Items listed in a dataset

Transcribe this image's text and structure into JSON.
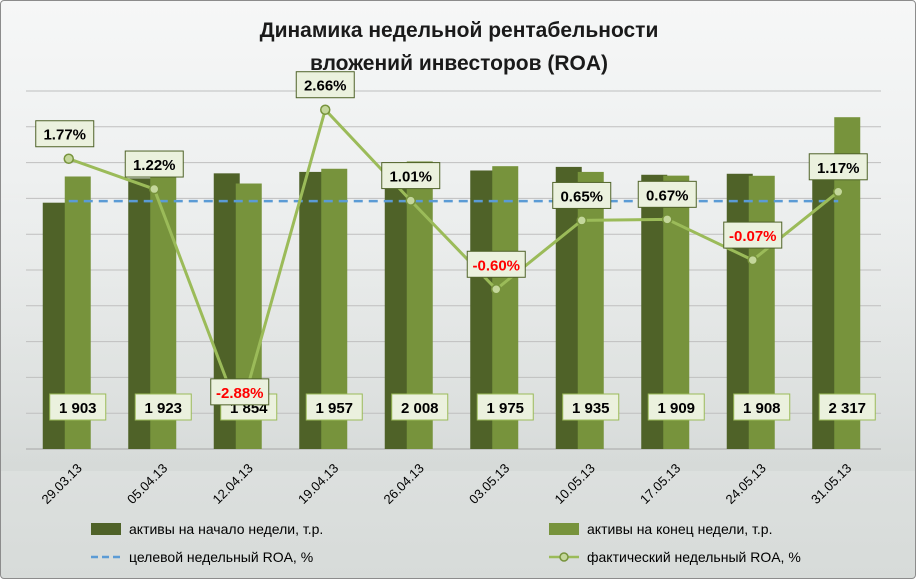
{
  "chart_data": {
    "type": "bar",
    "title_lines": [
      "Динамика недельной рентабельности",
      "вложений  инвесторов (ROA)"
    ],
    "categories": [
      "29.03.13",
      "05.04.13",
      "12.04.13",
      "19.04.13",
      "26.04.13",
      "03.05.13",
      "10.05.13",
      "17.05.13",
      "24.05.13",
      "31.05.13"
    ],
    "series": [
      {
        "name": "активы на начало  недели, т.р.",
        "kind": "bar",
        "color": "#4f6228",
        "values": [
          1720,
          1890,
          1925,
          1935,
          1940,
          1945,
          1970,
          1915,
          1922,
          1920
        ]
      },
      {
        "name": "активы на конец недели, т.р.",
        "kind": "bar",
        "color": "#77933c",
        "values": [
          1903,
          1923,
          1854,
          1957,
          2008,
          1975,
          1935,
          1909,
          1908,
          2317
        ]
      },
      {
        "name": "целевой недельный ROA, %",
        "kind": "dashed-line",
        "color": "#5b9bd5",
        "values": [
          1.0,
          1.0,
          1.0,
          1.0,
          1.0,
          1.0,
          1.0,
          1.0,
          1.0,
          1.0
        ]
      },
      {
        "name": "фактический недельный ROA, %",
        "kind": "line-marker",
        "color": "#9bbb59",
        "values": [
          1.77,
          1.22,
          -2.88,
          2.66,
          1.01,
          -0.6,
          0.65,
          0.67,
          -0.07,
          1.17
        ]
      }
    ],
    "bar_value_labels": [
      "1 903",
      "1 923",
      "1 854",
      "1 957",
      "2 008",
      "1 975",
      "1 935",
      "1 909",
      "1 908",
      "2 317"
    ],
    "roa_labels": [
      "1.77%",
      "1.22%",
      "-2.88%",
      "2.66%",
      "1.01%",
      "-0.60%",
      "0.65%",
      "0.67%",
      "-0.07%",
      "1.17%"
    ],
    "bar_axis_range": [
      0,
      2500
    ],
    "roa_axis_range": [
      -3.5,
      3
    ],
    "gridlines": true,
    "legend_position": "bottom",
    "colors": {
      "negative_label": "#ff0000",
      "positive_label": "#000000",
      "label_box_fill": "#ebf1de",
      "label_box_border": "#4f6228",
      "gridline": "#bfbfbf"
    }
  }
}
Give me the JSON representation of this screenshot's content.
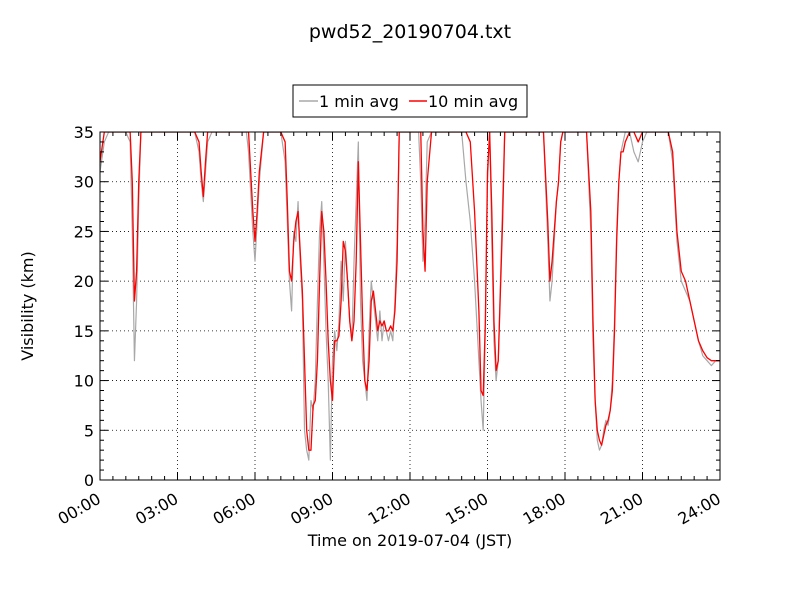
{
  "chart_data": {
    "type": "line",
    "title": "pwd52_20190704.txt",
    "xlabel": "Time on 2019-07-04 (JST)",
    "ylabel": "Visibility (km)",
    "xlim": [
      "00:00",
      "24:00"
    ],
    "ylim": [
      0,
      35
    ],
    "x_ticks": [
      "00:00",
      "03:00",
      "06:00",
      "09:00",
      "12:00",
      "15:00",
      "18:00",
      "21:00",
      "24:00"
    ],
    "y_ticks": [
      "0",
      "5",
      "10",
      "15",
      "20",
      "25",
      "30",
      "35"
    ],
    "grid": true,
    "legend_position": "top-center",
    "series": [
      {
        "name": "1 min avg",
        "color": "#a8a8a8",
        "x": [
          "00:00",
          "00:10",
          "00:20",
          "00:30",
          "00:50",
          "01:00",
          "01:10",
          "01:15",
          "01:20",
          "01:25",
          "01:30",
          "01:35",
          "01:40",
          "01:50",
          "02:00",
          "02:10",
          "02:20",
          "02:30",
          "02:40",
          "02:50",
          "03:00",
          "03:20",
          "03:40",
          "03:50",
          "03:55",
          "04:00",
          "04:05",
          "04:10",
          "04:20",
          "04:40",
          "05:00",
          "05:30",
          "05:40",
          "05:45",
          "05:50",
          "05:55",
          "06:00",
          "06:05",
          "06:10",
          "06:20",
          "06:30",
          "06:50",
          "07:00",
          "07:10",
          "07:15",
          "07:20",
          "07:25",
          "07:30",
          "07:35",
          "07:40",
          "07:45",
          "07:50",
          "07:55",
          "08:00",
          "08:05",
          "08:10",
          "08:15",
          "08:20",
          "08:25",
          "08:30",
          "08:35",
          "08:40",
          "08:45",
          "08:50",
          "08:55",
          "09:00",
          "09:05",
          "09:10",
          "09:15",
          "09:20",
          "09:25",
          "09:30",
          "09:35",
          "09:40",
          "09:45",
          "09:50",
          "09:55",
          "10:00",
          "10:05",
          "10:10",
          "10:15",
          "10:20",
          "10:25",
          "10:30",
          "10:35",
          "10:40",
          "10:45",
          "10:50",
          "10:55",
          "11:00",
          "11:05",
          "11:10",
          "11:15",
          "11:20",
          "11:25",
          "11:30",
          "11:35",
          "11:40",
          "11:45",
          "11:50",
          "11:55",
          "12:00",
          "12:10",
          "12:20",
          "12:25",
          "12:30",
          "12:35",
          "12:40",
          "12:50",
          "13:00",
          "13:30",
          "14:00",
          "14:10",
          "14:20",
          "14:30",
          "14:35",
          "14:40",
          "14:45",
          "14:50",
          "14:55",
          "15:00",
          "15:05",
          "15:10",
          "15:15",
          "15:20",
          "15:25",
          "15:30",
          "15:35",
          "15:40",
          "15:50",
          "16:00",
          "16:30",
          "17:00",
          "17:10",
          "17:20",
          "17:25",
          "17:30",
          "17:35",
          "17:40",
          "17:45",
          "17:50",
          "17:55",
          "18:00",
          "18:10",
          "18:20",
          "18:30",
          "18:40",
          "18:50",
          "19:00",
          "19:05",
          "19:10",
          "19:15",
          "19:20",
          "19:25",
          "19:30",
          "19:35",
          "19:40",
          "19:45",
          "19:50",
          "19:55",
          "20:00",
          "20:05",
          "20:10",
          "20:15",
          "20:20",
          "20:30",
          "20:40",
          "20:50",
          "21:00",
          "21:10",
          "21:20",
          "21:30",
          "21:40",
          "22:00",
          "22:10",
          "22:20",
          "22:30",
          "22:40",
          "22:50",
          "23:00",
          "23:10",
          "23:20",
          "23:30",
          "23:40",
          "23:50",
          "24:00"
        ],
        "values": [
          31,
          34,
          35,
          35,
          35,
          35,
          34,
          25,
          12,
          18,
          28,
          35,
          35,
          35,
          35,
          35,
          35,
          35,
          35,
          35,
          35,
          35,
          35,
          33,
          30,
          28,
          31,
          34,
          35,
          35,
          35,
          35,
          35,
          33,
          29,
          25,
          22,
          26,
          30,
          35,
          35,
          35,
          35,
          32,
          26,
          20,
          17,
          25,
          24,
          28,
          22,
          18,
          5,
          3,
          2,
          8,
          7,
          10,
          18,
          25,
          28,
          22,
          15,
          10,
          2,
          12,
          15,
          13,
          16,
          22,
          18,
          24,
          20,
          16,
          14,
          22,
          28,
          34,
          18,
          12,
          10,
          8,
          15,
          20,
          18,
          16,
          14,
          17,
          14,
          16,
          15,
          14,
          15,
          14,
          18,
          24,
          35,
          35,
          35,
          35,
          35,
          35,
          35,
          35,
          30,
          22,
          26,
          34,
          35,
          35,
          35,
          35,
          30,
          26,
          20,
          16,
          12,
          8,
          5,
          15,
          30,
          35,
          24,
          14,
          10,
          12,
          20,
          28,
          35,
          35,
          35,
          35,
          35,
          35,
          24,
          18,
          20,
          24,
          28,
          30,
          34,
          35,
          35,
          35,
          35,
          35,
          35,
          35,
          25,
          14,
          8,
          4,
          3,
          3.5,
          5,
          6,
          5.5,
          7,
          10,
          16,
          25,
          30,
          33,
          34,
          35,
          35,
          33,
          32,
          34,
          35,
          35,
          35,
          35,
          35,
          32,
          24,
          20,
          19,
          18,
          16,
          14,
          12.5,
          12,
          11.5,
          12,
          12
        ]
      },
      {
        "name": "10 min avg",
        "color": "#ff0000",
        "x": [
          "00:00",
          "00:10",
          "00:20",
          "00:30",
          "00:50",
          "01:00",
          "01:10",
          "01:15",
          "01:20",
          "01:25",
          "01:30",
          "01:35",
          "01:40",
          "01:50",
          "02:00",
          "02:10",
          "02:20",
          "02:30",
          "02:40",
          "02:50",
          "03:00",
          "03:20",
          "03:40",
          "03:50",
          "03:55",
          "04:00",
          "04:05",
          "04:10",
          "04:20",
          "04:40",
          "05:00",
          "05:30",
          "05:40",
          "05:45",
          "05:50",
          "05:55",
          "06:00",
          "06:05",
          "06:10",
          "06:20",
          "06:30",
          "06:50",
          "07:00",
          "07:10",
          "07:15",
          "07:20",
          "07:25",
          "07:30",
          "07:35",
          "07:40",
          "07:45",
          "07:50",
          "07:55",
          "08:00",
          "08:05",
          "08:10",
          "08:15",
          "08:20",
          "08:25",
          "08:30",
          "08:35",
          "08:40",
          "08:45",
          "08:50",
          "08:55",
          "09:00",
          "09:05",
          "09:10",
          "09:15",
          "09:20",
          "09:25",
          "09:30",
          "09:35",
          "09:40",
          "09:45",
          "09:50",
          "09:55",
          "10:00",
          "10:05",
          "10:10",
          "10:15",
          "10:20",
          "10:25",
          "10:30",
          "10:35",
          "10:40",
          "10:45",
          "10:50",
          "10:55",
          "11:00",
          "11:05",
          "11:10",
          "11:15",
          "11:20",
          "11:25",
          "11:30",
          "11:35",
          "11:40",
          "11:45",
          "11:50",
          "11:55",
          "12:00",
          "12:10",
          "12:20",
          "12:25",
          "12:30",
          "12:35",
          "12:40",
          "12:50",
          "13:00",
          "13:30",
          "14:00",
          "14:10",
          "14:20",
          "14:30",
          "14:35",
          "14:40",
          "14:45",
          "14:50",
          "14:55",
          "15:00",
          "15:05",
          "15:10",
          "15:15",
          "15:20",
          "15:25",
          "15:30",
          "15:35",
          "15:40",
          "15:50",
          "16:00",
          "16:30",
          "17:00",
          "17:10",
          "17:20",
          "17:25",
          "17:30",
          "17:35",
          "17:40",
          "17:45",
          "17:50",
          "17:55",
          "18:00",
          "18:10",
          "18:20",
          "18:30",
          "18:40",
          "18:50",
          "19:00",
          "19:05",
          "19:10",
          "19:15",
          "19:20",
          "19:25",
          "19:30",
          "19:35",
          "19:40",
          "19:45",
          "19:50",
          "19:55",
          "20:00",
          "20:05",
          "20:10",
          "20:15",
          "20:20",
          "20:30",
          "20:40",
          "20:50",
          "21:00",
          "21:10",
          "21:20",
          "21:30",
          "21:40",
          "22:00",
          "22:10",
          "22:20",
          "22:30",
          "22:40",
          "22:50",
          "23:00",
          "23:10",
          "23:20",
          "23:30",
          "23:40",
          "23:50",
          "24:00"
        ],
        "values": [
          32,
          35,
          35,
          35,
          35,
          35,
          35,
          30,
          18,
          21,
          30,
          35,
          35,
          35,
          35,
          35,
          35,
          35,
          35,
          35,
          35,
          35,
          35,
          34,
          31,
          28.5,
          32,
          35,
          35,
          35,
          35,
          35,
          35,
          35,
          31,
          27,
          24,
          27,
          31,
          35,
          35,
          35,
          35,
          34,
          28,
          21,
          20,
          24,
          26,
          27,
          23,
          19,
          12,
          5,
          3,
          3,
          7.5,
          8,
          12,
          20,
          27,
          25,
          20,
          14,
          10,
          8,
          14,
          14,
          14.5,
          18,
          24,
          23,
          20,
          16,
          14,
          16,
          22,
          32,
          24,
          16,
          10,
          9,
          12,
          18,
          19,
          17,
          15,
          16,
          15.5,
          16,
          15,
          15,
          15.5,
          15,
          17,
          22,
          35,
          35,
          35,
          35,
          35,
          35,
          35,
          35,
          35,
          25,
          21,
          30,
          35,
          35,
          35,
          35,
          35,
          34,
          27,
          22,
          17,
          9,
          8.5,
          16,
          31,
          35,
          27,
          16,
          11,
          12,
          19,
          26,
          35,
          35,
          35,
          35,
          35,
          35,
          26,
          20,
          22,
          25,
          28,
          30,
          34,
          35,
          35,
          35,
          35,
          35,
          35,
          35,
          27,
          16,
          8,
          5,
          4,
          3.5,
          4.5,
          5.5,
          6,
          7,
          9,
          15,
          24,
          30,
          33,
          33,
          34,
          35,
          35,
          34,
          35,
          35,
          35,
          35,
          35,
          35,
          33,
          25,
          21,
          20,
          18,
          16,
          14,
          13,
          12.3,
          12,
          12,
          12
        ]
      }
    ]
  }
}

:: What the task requires ::
From the data, pick out every line that includes "недели".

:: Correct answer ::
        "name": "активы на начало  недели, т.р.",
        "name": "активы на конец недели, т.р.",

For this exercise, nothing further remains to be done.